The listing below must be repeated word for word, with its images excluded.

### EXTRACTED RECORDS
------------------------
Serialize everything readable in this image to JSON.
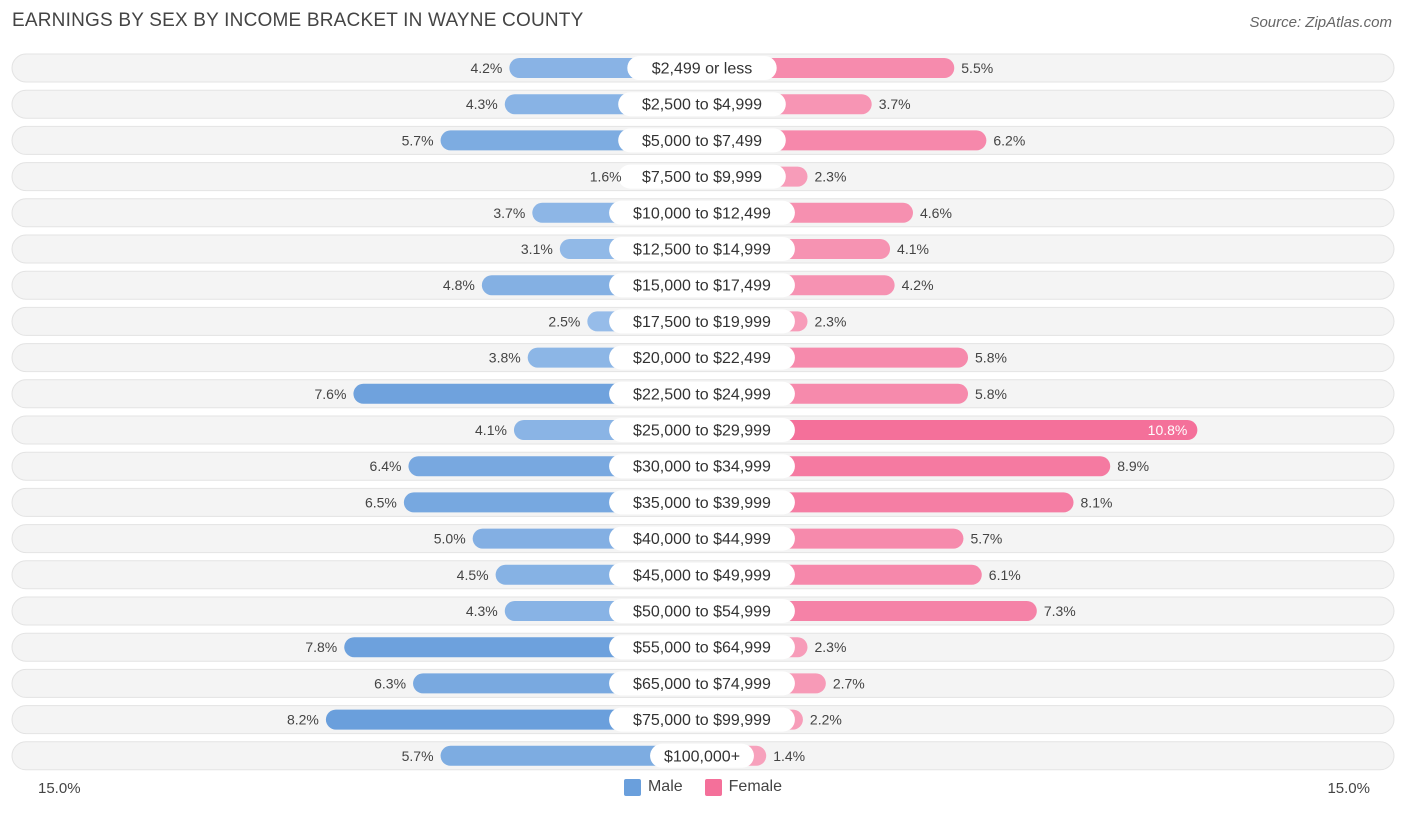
{
  "title": "EARNINGS BY SEX BY INCOME BRACKET IN WAYNE COUNTY",
  "source": "Source: ZipAtlas.com",
  "colors": {
    "male": "#6a9fdc",
    "male_light": "#a9c9ee",
    "female": "#f4709a",
    "female_light": "#f8a8c1",
    "row_bg": "#efefef"
  },
  "legend": {
    "male": "Male",
    "female": "Female"
  },
  "axis": {
    "left_label": "15.0%",
    "right_label": "15.0%"
  },
  "chart_data": {
    "type": "bar",
    "orientation": "horizontal-diverging",
    "title": "EARNINGS BY SEX BY INCOME BRACKET IN WAYNE COUNTY",
    "xlim": [
      -15.0,
      15.0
    ],
    "unit": "%",
    "categories": [
      "$2,499 or less",
      "$2,500 to $4,999",
      "$5,000 to $7,499",
      "$7,500 to $9,999",
      "$10,000 to $12,499",
      "$12,500 to $14,999",
      "$15,000 to $17,499",
      "$17,500 to $19,999",
      "$20,000 to $22,499",
      "$22,500 to $24,999",
      "$25,000 to $29,999",
      "$30,000 to $34,999",
      "$35,000 to $39,999",
      "$40,000 to $44,999",
      "$45,000 to $49,999",
      "$50,000 to $54,999",
      "$55,000 to $64,999",
      "$65,000 to $74,999",
      "$75,000 to $99,999",
      "$100,000+"
    ],
    "series": [
      {
        "name": "Male",
        "values": [
          4.2,
          4.3,
          5.7,
          1.6,
          3.7,
          3.1,
          4.8,
          2.5,
          3.8,
          7.6,
          4.1,
          6.4,
          6.5,
          5.0,
          4.5,
          4.3,
          7.8,
          6.3,
          8.2,
          5.7
        ],
        "labels": [
          "4.2%",
          "4.3%",
          "5.7%",
          "1.6%",
          "3.7%",
          "3.1%",
          "4.8%",
          "2.5%",
          "3.8%",
          "7.6%",
          "4.1%",
          "6.4%",
          "6.5%",
          "5.0%",
          "4.5%",
          "4.3%",
          "7.8%",
          "6.3%",
          "8.2%",
          "5.7%"
        ]
      },
      {
        "name": "Female",
        "values": [
          5.5,
          3.7,
          6.2,
          2.3,
          4.6,
          4.1,
          4.2,
          2.3,
          5.8,
          5.8,
          10.8,
          8.9,
          8.1,
          5.7,
          6.1,
          7.3,
          2.3,
          2.7,
          2.2,
          1.4
        ],
        "labels": [
          "5.5%",
          "3.7%",
          "6.2%",
          "2.3%",
          "4.6%",
          "4.1%",
          "4.2%",
          "2.3%",
          "5.8%",
          "5.8%",
          "10.8%",
          "8.9%",
          "8.1%",
          "5.7%",
          "6.1%",
          "7.3%",
          "2.3%",
          "2.7%",
          "2.2%",
          "1.4%"
        ]
      }
    ],
    "legend_position": "bottom-center"
  }
}
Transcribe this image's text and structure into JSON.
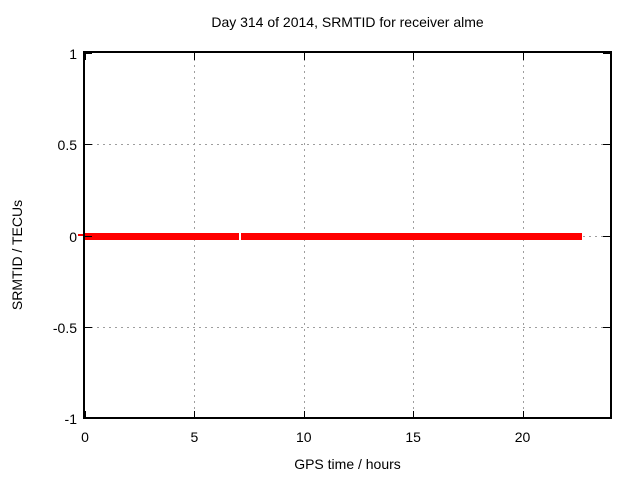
{
  "chart_data": {
    "type": "line",
    "title": "Day 314 of 2014, SRMTID for receiver alme",
    "xlabel": "GPS time / hours",
    "ylabel": "SRMTID / TECUs",
    "xlim": [
      0,
      24
    ],
    "ylim": [
      -1,
      1
    ],
    "xticks": [
      0,
      5,
      10,
      15,
      20
    ],
    "yticks": [
      1,
      0.5,
      0,
      -0.5,
      -1
    ],
    "xtick_labels": [
      "0",
      "5",
      "10",
      "15",
      "20"
    ],
    "ytick_labels": [
      "1",
      "0.5",
      "0",
      "-0.5",
      "-1"
    ],
    "grid": "dotted, at every labeled tick",
    "legend": "none",
    "series": [
      {
        "name": "SRMTID",
        "color": "#ff0000",
        "style": "thick horizontal line at y=0 with small data gap near x=7.1",
        "segments": [
          {
            "x_start": 0,
            "x_end": 7.05,
            "y": 0
          },
          {
            "x_start": 7.15,
            "x_end": 22.72,
            "y": 0
          }
        ]
      }
    ],
    "colors": {
      "background": "#ffffff",
      "border": "#000000",
      "grid": "#9e9e9e",
      "series": "#ff0000"
    }
  }
}
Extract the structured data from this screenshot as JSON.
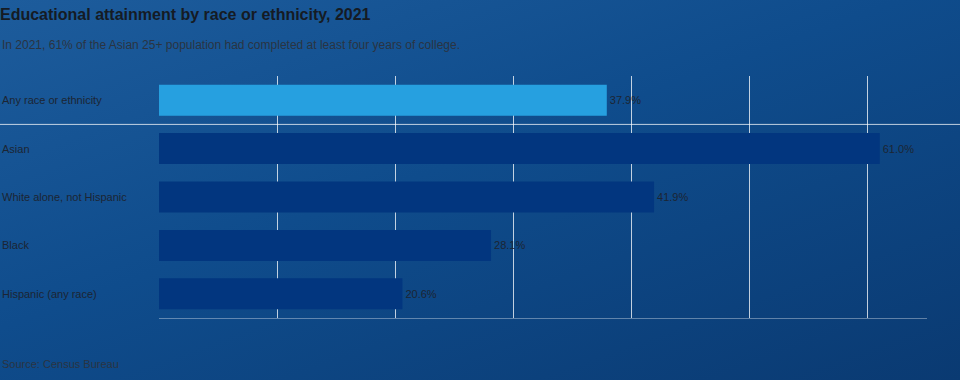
------------------------
### THE SOLUTION
Serialize everything readable in this image to JSON.
{
  "title": "EARNINGS BY SEX BY INCOME BRACKET IN WAYNE COUNTY",
  "source": "Source: ZipAtlas.com",
  "colors": {
    "male": "#6a9fdc",
    "male_light": "#a9c9ee",
    "female": "#f4709a",
    "female_light": "#f8a8c1",
    "row_bg": "#efefef"
  },
  "legend": {
    "male": "Male",
    "female": "Female"
  },
  "axis": {
    "left_label": "15.0%",
    "right_label": "15.0%"
  },
  "chart_data": {
    "type": "bar",
    "orientation": "horizontal-diverging",
    "title": "EARNINGS BY SEX BY INCOME BRACKET IN WAYNE COUNTY",
    "xlim": [
      -15.0,
      15.0
    ],
    "unit": "%",
    "categories": [
      "$2,499 or less",
      "$2,500 to $4,999",
      "$5,000 to $7,499",
      "$7,500 to $9,999",
      "$10,000 to $12,499",
      "$12,500 to $14,999",
      "$15,000 to $17,499",
      "$17,500 to $19,999",
      "$20,000 to $22,499",
      "$22,500 to $24,999",
      "$25,000 to $29,999",
      "$30,000 to $34,999",
      "$35,000 to $39,999",
      "$40,000 to $44,999",
      "$45,000 to $49,999",
      "$50,000 to $54,999",
      "$55,000 to $64,999",
      "$65,000 to $74,999",
      "$75,000 to $99,999",
      "$100,000+"
    ],
    "series": [
      {
        "name": "Male",
        "values": [
          4.2,
          4.3,
          5.7,
          1.6,
          3.7,
          3.1,
          4.8,
          2.5,
          3.8,
          7.6,
          4.1,
          6.4,
          6.5,
          5.0,
          4.5,
          4.3,
          7.8,
          6.3,
          8.2,
          5.7
        ],
        "labels": [
          "4.2%",
          "4.3%",
          "5.7%",
          "1.6%",
          "3.7%",
          "3.1%",
          "4.8%",
          "2.5%",
          "3.8%",
          "7.6%",
          "4.1%",
          "6.4%",
          "6.5%",
          "5.0%",
          "4.5%",
          "4.3%",
          "7.8%",
          "6.3%",
          "8.2%",
          "5.7%"
        ]
      },
      {
        "name": "Female",
        "values": [
          5.5,
          3.7,
          6.2,
          2.3,
          4.6,
          4.1,
          4.2,
          2.3,
          5.8,
          5.8,
          10.8,
          8.9,
          8.1,
          5.7,
          6.1,
          7.3,
          2.3,
          2.7,
          2.2,
          1.4
        ],
        "labels": [
          "5.5%",
          "3.7%",
          "6.2%",
          "2.3%",
          "4.6%",
          "4.1%",
          "4.2%",
          "2.3%",
          "5.8%",
          "5.8%",
          "10.8%",
          "8.9%",
          "8.1%",
          "5.7%",
          "6.1%",
          "7.3%",
          "2.3%",
          "2.7%",
          "2.2%",
          "1.4%"
        ]
      }
    ],
    "legend_position": "bottom-center"
  }
}
Transcribe this image's text and structure into JSON.
{
  "chart_data": {
    "type": "line",
    "title": "Day 314 of 2014, SRMTID for receiver alme",
    "xlabel": "GPS time / hours",
    "ylabel": "SRMTID / TECUs",
    "xlim": [
      0,
      24
    ],
    "ylim": [
      -1,
      1
    ],
    "xticks": [
      0,
      5,
      10,
      15,
      20
    ],
    "yticks": [
      1,
      0.5,
      0,
      -0.5,
      -1
    ],
    "xtick_labels": [
      "0",
      "5",
      "10",
      "15",
      "20"
    ],
    "ytick_labels": [
      "1",
      "0.5",
      "0",
      "-0.5",
      "-1"
    ],
    "grid": "dotted, at every labeled tick",
    "legend": "none",
    "series": [
      {
        "name": "SRMTID",
        "color": "#ff0000",
        "style": "thick horizontal line at y=0 with small data gap near x=7.1",
        "segments": [
          {
            "x_start": 0,
            "x_end": 7.05,
            "y": 0
          },
          {
            "x_start": 7.15,
            "x_end": 22.72,
            "y": 0
          }
        ]
      }
    ],
    "colors": {
      "background": "#ffffff",
      "border": "#000000",
      "grid": "#9e9e9e",
      "series": "#ff0000"
    }
  }
}
Extract the structured data from this screenshot as JSON.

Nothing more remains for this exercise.